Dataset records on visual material
# # # # # # #

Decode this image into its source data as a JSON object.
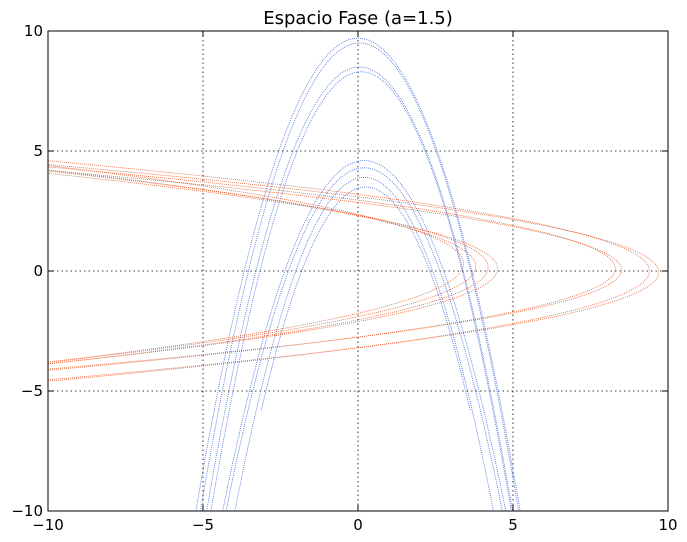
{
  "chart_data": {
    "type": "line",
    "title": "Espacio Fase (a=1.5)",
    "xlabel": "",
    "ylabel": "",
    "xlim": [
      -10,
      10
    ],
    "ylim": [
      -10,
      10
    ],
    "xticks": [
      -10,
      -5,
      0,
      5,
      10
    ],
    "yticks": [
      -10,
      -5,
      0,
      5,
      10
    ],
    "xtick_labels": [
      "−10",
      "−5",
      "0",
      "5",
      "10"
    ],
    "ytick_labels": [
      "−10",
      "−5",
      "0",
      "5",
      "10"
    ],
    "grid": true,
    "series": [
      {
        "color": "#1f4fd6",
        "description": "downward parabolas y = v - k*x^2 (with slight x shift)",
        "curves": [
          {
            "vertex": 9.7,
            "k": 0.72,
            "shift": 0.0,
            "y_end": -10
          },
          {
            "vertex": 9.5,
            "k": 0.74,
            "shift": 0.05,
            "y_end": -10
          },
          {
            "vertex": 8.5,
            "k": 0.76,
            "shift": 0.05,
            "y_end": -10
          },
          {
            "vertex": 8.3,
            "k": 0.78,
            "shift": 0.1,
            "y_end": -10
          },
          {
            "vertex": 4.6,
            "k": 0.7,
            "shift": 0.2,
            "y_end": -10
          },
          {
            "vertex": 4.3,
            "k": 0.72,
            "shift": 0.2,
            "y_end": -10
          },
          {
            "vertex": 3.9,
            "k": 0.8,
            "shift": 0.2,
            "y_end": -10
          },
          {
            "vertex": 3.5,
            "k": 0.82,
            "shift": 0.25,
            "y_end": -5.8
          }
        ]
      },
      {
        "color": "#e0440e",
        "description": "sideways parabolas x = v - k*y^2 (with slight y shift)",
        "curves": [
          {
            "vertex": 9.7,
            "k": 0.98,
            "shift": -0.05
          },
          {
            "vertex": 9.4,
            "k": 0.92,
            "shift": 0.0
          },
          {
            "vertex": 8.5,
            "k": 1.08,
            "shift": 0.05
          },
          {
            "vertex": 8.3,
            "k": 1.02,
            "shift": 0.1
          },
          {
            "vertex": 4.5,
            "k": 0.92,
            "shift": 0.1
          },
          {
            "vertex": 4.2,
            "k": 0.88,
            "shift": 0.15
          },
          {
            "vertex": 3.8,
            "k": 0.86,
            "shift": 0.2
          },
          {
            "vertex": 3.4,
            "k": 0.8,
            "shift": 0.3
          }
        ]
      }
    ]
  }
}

# # # # # # #

WHAT IS BEING ASKED:
Repeat the data exactly, excluding the pictures.

PROBLEM SOLUTION:
Decode this image into its source data as a JSON object.
{
  "chart_data": {
    "type": "line",
    "title": "Espacio Fase (a=1.5)",
    "xlabel": "",
    "ylabel": "",
    "xlim": [
      -10,
      10
    ],
    "ylim": [
      -10,
      10
    ],
    "xticks": [
      -10,
      -5,
      0,
      5,
      10
    ],
    "yticks": [
      -10,
      -5,
      0,
      5,
      10
    ],
    "xtick_labels": [
      "−10",
      "−5",
      "0",
      "5",
      "10"
    ],
    "ytick_labels": [
      "−10",
      "−5",
      "0",
      "5",
      "10"
    ],
    "grid": true,
    "series": [
      {
        "color": "#1f4fd6",
        "description": "downward parabolas y = v - k*x^2 (with slight x shift)",
        "curves": [
          {
            "vertex": 9.7,
            "k": 0.72,
            "shift": 0.0,
            "y_end": -10
          },
          {
            "vertex": 9.5,
            "k": 0.74,
            "shift": 0.05,
            "y_end": -10
          },
          {
            "vertex": 8.5,
            "k": 0.76,
            "shift": 0.05,
            "y_end": -10
          },
          {
            "vertex": 8.3,
            "k": 0.78,
            "shift": 0.1,
            "y_end": -10
          },
          {
            "vertex": 4.6,
            "k": 0.7,
            "shift": 0.2,
            "y_end": -10
          },
          {
            "vertex": 4.3,
            "k": 0.72,
            "shift": 0.2,
            "y_end": -10
          },
          {
            "vertex": 3.9,
            "k": 0.8,
            "shift": 0.2,
            "y_end": -10
          },
          {
            "vertex": 3.5,
            "k": 0.82,
            "shift": 0.25,
            "y_end": -5.8
          }
        ]
      },
      {
        "color": "#e0440e",
        "description": "sideways parabolas x = v - k*y^2 (with slight y shift)",
        "curves": [
          {
            "vertex": 9.7,
            "k": 0.98,
            "shift": -0.05
          },
          {
            "vertex": 9.4,
            "k": 0.92,
            "shift": 0.0
          },
          {
            "vertex": 8.5,
            "k": 1.08,
            "shift": 0.05
          },
          {
            "vertex": 8.3,
            "k": 1.02,
            "shift": 0.1
          },
          {
            "vertex": 4.5,
            "k": 0.92,
            "shift": 0.1
          },
          {
            "vertex": 4.2,
            "k": 0.88,
            "shift": 0.15
          },
          {
            "vertex": 3.8,
            "k": 0.86,
            "shift": 0.2
          },
          {
            "vertex": 3.4,
            "k": 0.8,
            "shift": 0.3
          }
        ]
      }
    ]
  }
}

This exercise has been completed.